**Selected extract**
* * *

Testing \(H_0: \beta_j = 0\)

  • The null \(H_0: \beta_j = 0\) is the most commonly tested hypothesis.
  • Software automatically reports the \(t\)-statistic and \(p\)-value for this test.
  • If \(H_0: \beta_j = 0\) is rejected: \(X_j\) is statistically significant.
  • If not rejected: \(X_j\) is statistically insignificant.
  • Caution: failing to reject does not mean \(H_0\) is true — it may mean we lack the precision to detect the effect (low power).

Example: Determinants of College GPA

\[ \text{colGPA} = \beta_0 + \beta_1 \, \text{hsGPA} + \beta_2 \, \text{ACT} + \beta_3 \, \text{skipped} + U \]

             Estimate Std. Error t value Pr(>|t|)
(Intercept)  1.38955    0.33155   4.191 4.95e-05 ***
hsGPA        0.41182    0.09367   4.396 2.19e-05 ***
ACT          0.01472    0.01056   1.393  0.16578
skipped     -0.08311    0.02600  -3.197  0.00173 **

Test \(H_0: \beta_{\text{skipped}} = 0\) against \(H_1: \beta_{\text{skipped}} \neq 0\) at the 5% level. Do you reject?

* * *

**Exercise description**
Transcribe the notes on testing whether a regression coefficient equals zero, reproducing every line as it appears.

**Source data**

* * *

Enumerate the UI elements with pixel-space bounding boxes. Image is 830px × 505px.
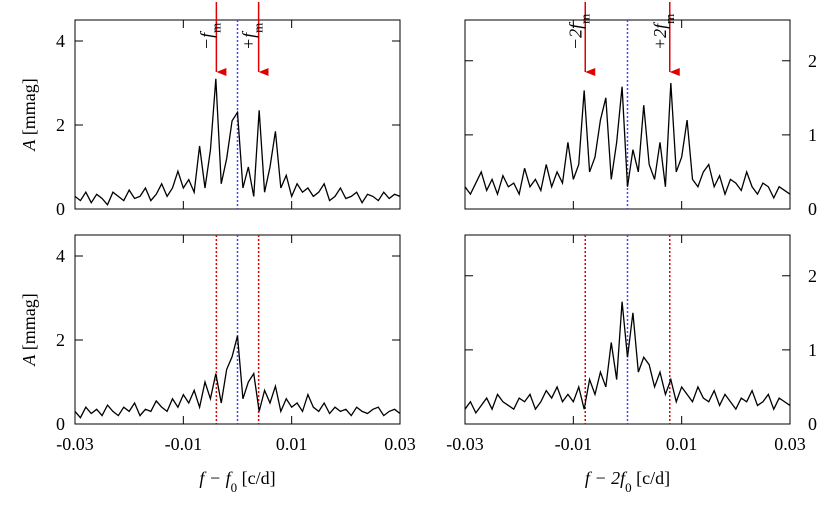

* * *

**Written response**
Testing \(H_0: \beta_j = 0\)

  • The null \(H_0: \beta_j = 0\) is the most commonly tested hypothesis.
  • Software automatically reports the \(t\)-statistic and \(p\)-value for this test.
  • If \(H_0: \beta_j = 0\) is rejected: \(X_j\) is statistically significant.
  • If not rejected: \(X_j\) is statistically insignificant.
  • Caution: failing to reject does not mean \(H_0\) is true — it may mean we lack the precision to detect the effect (low power).

Example: Determinants of College GPA

\[ \text{colGPA} = \beta_0 + \beta_1 \, \text{hsGPA} + \beta_2 \, \text{ACT} + \beta_3 \, \text{skipped} + U \]

             Estimate Std. Error t value Pr(>|t|)
(Intercept)  1.38955    0.33155   4.191 4.95e-05 ***
hsGPA        0.41182    0.09367   4.396 2.19e-05 ***
ACT          0.01472    0.01056   1.393  0.16578
skipped     -0.08311    0.02600  -3.197  0.00173 **

Test \(H_0: \beta_{\text{skipped}} = 0\) against \(H_1: \beta_{\text{skipped}} \neq 0\) at the 5% level. Do you reject?